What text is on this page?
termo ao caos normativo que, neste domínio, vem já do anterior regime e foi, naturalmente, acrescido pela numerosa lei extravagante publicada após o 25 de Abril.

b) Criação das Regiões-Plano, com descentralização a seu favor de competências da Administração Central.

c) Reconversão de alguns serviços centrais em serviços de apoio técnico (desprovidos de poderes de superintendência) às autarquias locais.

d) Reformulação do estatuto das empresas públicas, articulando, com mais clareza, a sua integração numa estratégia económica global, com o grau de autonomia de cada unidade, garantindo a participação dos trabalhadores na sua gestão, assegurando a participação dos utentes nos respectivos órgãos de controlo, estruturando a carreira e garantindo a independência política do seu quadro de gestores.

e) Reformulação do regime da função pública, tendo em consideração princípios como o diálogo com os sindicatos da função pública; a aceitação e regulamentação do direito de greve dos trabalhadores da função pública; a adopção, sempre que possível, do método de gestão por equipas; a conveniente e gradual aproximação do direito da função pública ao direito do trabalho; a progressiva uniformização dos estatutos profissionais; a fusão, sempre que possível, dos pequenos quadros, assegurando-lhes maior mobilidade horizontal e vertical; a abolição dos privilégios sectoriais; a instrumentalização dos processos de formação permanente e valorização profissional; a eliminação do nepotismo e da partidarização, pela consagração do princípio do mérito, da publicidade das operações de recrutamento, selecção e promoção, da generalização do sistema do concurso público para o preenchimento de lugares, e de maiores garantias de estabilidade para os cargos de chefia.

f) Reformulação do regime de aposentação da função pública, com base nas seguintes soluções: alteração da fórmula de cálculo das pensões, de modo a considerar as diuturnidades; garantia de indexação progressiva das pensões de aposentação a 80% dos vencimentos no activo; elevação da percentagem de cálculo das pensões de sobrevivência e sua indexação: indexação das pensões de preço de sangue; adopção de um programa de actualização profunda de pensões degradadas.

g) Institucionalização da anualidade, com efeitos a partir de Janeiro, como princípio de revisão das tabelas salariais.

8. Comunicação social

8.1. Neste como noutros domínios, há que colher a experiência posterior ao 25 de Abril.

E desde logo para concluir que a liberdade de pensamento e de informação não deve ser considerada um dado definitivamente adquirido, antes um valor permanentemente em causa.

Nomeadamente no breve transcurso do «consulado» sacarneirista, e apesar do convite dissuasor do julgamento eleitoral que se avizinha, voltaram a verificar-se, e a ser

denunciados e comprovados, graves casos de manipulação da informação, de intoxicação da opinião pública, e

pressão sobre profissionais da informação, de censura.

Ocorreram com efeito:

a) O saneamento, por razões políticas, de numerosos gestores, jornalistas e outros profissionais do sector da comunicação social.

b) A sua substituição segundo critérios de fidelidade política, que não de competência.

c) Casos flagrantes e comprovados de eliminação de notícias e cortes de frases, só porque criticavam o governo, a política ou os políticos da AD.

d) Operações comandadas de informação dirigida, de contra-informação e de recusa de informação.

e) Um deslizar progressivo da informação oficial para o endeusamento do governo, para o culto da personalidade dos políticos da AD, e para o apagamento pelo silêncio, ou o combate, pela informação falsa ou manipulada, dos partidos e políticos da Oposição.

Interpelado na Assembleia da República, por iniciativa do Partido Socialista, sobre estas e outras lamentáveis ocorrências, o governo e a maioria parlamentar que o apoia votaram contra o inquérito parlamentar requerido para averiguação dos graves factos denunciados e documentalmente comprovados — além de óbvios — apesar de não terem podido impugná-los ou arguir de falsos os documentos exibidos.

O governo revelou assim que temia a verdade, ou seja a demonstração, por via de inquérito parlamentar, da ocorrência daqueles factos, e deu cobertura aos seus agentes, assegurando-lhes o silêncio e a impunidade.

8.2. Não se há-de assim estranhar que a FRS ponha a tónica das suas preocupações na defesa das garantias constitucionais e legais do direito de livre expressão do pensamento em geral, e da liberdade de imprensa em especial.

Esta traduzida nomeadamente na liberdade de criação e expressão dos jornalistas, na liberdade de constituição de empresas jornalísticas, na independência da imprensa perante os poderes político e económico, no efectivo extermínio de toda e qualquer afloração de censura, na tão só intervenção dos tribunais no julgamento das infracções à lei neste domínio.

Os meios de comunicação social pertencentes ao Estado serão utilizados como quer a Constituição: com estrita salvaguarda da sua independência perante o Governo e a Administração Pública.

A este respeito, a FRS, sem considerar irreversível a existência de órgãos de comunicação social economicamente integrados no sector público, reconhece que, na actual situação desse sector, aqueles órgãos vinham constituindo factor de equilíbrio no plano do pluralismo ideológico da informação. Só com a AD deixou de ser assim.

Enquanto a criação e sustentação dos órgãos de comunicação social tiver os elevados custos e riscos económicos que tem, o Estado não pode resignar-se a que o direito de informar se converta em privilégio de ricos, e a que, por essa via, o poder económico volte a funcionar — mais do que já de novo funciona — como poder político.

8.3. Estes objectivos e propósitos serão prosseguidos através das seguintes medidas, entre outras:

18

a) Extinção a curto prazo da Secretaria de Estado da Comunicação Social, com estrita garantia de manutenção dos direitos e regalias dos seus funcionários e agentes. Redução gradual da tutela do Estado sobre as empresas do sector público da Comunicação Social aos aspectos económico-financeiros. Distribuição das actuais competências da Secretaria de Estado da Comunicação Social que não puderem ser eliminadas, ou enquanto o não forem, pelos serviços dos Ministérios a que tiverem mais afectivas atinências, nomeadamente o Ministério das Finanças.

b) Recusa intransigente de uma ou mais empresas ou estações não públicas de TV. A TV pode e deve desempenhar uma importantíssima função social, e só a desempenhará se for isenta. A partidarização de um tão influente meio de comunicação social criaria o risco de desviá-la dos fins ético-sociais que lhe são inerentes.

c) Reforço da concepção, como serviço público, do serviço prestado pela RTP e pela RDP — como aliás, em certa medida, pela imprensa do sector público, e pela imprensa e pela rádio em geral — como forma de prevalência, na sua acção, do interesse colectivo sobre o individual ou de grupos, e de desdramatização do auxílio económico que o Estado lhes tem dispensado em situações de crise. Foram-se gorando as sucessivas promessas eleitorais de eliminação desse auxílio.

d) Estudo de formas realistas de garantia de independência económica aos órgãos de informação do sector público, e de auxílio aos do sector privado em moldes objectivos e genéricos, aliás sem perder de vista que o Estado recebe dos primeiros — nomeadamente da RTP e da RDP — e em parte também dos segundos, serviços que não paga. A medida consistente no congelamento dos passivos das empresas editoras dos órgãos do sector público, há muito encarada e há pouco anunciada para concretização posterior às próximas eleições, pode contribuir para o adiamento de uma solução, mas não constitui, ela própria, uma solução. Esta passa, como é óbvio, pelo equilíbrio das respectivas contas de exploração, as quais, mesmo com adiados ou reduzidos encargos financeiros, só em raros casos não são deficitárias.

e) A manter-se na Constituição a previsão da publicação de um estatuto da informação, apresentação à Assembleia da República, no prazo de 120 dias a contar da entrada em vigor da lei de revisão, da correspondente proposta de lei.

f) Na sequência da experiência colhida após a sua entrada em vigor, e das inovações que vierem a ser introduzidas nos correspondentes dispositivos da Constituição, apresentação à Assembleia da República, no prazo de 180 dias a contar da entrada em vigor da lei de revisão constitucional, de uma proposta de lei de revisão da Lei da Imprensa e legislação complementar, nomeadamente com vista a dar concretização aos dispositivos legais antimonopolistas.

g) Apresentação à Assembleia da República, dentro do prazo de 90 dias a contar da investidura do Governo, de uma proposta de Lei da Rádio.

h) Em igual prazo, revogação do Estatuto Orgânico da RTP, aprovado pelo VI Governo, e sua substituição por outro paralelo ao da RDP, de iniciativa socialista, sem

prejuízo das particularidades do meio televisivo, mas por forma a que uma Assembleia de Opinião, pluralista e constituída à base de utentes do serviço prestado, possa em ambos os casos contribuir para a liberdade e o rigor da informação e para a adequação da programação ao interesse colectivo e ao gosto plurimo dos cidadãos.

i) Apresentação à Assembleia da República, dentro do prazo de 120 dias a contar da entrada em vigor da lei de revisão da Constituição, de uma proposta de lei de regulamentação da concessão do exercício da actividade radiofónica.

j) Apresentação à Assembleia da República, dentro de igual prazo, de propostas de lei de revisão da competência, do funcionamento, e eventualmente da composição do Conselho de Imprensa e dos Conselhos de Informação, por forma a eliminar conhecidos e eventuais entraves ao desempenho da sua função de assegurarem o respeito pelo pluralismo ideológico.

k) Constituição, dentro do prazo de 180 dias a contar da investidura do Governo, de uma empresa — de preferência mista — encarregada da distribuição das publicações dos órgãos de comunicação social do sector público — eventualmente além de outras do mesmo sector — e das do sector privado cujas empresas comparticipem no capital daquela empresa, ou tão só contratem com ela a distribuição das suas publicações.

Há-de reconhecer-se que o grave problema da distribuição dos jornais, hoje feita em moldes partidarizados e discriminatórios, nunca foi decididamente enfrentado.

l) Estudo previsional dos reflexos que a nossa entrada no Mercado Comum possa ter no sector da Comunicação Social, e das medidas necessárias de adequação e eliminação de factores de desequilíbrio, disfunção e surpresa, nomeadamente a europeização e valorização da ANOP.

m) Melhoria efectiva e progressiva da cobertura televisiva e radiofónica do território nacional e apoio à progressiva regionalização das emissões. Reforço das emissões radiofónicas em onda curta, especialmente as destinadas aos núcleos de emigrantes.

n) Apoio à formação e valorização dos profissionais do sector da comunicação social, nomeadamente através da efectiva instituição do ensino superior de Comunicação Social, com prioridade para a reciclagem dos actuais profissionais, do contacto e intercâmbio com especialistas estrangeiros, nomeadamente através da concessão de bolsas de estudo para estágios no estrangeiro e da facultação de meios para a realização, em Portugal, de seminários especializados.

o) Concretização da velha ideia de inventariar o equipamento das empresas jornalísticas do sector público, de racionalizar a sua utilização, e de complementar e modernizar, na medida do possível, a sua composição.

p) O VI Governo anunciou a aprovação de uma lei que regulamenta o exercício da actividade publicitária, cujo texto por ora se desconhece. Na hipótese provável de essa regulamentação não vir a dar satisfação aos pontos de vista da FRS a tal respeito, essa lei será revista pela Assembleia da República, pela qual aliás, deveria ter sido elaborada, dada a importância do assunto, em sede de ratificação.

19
________
WORK REQUIRED
Find the lines with the string "meios" and reproduce them.

TASK OUTPUT
Os meios de comunicação social pertencentes ao Estado serão utilizados como quer a Constituição: com estrita salvaguarda da sua independência perante o Governo e a Administração Pública.
n) Apoio à formação e valorização dos profissionais do sector da comunicação social, nomeadamente através da efectiva instituição do ensino superior de Comunicação Social, com prioridade para a reciclagem dos actuais profissionais, do contacto e intercâmbio com especialistas estrangeiros, nomeadamente através da concessão de bolsas de estudo para estágios no estrangeiro e da facultação de meios para a realização, em Portugal, de seminários especializados.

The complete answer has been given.